*** RECORD EXTRACTS ***

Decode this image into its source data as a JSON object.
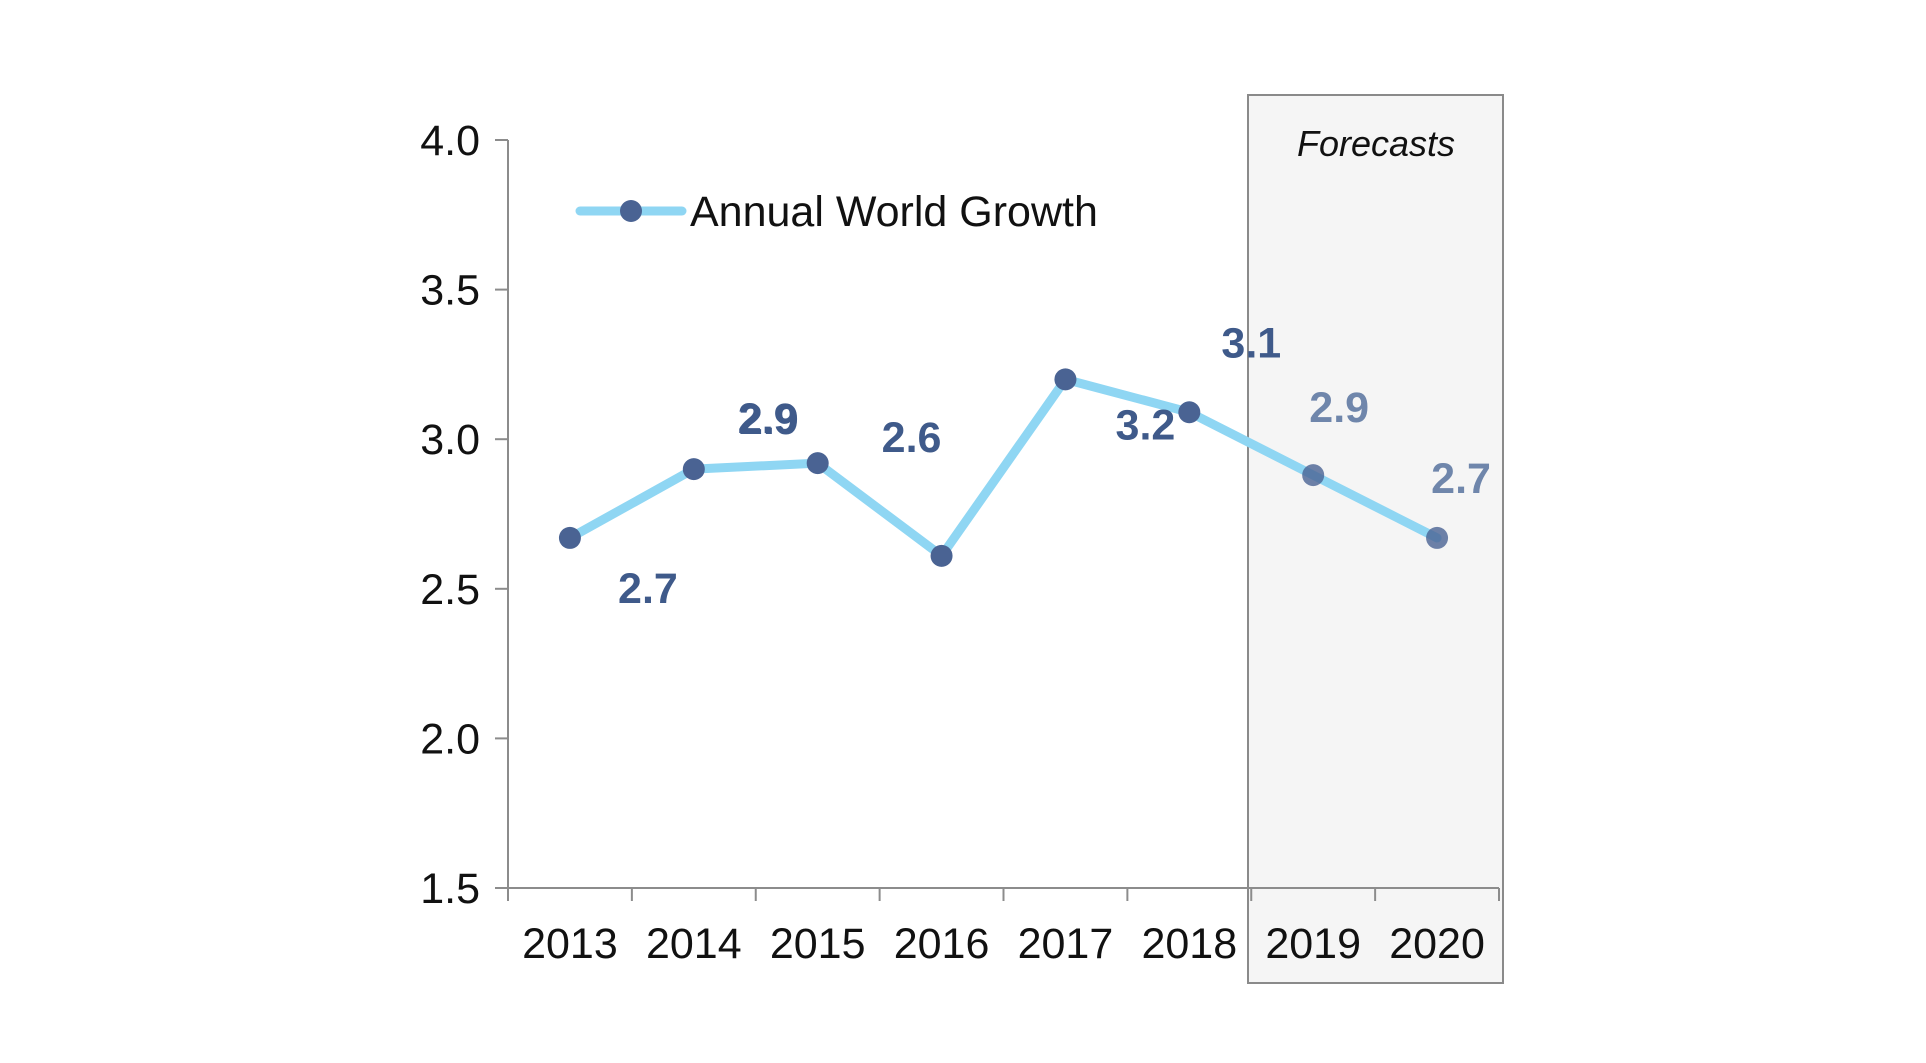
{
  "chart_data": {
    "type": "line",
    "title": "",
    "xlabel": "",
    "ylabel": "",
    "categories": [
      "2013",
      "2014",
      "2015",
      "2016",
      "2017",
      "2018",
      "2019",
      "2020"
    ],
    "series": [
      {
        "name": "Annual World Growth",
        "values": [
          2.67,
          2.9,
          2.92,
          2.61,
          3.2,
          3.09,
          2.88,
          2.67
        ],
        "data_labels": [
          "2.7",
          "2.9",
          "2.9",
          "2.6",
          "3.2",
          "3.1",
          "2.9",
          "2.7"
        ]
      }
    ],
    "ylim": [
      1.5,
      4.0
    ],
    "yticks": [
      "1.5",
      "2.0",
      "2.5",
      "3.0",
      "3.5",
      "4.0"
    ],
    "grid": false,
    "legend_position": "top-left",
    "forecast_region": {
      "label": "Forecasts",
      "categories": [
        "2019",
        "2020"
      ]
    },
    "colors": {
      "line": "#8fd6f3",
      "marker": "#4a6393",
      "data_label": "#3f5a8a",
      "forecast_data_label": "#6f86ab",
      "forecast_fill": "#f5f5f5",
      "forecast_border": "#8a8a8a",
      "axis": "#8c8c8c"
    }
  }
}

***

## YOUR OBJECTIVE
Print out every entry above without changing a word, and leave out the pictures.

## FINISHED ANSWER
Decode this image into its source data as a JSON object.
{
  "chart_data": {
    "type": "line",
    "title": "",
    "xlabel": "",
    "ylabel": "",
    "categories": [
      "2013",
      "2014",
      "2015",
      "2016",
      "2017",
      "2018",
      "2019",
      "2020"
    ],
    "series": [
      {
        "name": "Annual World Growth",
        "values": [
          2.67,
          2.9,
          2.92,
          2.61,
          3.2,
          3.09,
          2.88,
          2.67
        ],
        "data_labels": [
          "2.7",
          "2.9",
          "2.9",
          "2.6",
          "3.2",
          "3.1",
          "2.9",
          "2.7"
        ]
      }
    ],
    "ylim": [
      1.5,
      4.0
    ],
    "yticks": [
      "1.5",
      "2.0",
      "2.5",
      "3.0",
      "3.5",
      "4.0"
    ],
    "grid": false,
    "legend_position": "top-left",
    "forecast_region": {
      "label": "Forecasts",
      "categories": [
        "2019",
        "2020"
      ]
    },
    "colors": {
      "line": "#8fd6f3",
      "marker": "#4a6393",
      "data_label": "#3f5a8a",
      "forecast_data_label": "#6f86ab",
      "forecast_fill": "#f5f5f5",
      "forecast_border": "#8a8a8a",
      "axis": "#8c8c8c"
    }
  }
}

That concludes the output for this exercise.